Record extracts:

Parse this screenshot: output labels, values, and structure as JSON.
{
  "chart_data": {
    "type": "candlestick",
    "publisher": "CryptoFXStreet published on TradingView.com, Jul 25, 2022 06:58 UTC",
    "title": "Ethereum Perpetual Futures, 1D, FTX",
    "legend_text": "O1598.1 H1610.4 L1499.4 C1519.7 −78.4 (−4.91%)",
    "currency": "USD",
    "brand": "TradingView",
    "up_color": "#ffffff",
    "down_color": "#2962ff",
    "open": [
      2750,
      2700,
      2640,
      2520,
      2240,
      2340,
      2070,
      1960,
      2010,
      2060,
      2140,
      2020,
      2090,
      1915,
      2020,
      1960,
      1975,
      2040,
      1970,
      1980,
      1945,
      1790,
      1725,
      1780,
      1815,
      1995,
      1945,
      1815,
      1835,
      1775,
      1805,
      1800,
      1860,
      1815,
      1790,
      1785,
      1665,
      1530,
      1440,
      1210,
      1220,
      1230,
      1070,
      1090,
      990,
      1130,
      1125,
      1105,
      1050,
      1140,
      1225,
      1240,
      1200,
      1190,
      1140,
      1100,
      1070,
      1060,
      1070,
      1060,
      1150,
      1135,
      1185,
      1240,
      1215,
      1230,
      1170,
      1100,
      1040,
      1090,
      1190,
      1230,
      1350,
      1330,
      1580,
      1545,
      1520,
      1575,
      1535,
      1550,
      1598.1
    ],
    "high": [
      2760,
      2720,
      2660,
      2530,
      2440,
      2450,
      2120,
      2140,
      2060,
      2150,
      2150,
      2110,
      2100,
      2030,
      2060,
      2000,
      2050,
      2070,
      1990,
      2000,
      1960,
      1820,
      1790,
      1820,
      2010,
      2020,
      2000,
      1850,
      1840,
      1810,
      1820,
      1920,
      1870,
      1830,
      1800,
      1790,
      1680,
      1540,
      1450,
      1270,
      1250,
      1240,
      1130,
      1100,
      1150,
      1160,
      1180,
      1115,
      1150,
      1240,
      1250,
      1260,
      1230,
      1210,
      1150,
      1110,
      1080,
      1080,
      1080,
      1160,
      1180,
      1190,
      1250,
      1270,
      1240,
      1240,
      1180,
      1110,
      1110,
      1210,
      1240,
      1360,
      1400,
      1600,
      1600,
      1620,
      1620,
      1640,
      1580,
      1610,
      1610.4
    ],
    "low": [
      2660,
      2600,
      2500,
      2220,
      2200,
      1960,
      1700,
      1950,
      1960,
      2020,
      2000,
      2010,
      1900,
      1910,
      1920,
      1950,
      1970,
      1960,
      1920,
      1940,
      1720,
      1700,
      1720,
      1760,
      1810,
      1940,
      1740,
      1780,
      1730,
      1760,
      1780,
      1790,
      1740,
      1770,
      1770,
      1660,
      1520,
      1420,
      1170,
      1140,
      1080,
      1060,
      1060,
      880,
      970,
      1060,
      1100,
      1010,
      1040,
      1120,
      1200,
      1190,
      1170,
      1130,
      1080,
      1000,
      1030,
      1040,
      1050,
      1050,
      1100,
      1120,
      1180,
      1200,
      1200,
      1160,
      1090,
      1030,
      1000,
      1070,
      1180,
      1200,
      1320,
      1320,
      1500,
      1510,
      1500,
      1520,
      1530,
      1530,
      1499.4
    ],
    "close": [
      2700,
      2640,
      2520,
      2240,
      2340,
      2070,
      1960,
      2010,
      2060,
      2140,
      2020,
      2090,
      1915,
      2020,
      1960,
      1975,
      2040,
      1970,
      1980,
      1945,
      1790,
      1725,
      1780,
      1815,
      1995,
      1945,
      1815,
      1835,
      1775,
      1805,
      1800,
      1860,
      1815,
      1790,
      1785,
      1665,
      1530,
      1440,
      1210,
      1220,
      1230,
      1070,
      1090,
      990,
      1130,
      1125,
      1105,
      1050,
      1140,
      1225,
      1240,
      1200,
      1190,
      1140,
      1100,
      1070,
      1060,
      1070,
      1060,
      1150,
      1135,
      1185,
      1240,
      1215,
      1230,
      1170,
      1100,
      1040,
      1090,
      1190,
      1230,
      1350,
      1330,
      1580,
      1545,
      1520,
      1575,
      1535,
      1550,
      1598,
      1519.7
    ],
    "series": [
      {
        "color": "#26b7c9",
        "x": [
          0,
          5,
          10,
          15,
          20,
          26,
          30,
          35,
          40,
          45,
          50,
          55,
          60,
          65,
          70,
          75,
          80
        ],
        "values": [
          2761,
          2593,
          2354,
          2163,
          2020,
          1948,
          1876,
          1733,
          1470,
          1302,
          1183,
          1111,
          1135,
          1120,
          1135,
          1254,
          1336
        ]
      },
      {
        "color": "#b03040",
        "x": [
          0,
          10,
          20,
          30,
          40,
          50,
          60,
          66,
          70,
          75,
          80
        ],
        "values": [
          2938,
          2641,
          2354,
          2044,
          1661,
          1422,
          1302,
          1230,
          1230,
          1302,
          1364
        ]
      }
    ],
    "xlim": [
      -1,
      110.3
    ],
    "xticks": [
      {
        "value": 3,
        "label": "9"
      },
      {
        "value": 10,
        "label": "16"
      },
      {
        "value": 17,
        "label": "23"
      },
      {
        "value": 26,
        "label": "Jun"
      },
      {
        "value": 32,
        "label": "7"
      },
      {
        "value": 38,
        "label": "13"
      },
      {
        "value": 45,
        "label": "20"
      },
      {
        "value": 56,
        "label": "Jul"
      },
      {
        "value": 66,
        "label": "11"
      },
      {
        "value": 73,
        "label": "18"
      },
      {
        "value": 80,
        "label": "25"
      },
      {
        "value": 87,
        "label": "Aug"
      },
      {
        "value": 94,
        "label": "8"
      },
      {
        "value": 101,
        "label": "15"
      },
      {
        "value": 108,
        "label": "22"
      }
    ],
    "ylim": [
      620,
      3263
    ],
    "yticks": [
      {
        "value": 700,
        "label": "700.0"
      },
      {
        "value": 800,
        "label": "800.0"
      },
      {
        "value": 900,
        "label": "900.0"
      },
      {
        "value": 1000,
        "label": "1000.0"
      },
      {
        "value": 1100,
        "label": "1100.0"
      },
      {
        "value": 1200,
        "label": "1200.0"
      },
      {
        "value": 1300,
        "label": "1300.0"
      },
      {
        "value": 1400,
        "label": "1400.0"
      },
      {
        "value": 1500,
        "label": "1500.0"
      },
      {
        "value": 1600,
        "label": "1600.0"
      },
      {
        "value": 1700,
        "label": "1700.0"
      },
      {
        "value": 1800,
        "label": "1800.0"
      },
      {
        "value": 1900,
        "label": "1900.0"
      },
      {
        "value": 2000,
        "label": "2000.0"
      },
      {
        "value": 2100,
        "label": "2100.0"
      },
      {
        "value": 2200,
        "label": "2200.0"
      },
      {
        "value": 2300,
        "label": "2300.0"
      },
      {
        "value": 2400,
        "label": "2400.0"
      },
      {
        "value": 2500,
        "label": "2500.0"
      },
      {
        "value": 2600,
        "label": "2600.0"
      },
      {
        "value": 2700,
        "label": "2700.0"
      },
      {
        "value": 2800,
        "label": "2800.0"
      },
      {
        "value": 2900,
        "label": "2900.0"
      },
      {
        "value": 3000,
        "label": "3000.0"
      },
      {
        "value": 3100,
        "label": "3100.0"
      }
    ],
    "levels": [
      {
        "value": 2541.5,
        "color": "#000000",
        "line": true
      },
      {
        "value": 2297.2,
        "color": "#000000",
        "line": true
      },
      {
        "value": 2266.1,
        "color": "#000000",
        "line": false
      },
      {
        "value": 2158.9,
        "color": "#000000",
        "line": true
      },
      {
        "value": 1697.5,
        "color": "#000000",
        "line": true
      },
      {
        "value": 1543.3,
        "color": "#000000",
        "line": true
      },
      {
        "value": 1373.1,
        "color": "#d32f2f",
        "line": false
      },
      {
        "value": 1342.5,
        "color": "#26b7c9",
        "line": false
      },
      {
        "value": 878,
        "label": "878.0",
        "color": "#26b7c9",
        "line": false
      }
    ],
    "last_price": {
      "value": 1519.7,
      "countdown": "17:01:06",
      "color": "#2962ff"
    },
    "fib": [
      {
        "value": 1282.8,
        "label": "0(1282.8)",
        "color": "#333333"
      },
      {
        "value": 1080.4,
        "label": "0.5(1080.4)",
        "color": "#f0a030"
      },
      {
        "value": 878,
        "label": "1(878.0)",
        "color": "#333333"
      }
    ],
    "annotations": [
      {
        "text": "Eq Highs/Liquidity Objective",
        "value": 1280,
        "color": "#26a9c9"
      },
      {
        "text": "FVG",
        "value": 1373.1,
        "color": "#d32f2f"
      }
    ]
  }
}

Exercise objective:
Lines from the records above that hold "TradingView" are the ones to list.

Output of the task:
    "publisher": "CryptoFXStreet published on TradingView.com, Jul 25, 2022 06:58 UTC",
    "brand": "TradingView",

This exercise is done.